> _WORK REQUIRED_
Figure out how many lines of the material below contain the word "skupiającą". Answer with the number only.

> _Extracted data entries_
-- start --

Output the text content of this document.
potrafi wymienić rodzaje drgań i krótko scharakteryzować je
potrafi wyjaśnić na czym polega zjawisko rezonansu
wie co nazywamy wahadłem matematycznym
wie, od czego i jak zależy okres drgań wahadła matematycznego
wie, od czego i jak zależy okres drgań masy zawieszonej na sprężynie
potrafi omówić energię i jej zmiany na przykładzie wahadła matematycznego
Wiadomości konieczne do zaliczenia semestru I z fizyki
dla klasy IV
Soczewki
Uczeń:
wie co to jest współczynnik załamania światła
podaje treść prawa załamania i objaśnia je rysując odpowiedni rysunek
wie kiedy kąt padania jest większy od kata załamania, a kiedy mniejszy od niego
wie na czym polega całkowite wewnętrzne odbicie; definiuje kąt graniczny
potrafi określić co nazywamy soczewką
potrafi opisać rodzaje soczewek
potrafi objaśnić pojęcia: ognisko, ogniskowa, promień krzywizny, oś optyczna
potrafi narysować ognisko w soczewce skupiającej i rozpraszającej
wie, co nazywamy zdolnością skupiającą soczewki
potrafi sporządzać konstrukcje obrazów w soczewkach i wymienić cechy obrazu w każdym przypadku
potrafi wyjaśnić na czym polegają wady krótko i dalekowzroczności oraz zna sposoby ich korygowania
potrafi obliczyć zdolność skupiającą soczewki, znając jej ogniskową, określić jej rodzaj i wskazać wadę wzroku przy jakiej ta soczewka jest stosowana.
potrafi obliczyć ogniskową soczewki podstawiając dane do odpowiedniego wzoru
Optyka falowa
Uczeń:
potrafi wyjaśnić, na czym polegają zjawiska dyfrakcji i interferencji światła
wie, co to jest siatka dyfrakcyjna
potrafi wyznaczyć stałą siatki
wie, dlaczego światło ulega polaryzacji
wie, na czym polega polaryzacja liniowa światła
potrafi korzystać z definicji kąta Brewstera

-- end --

> _TASK RESULT_
2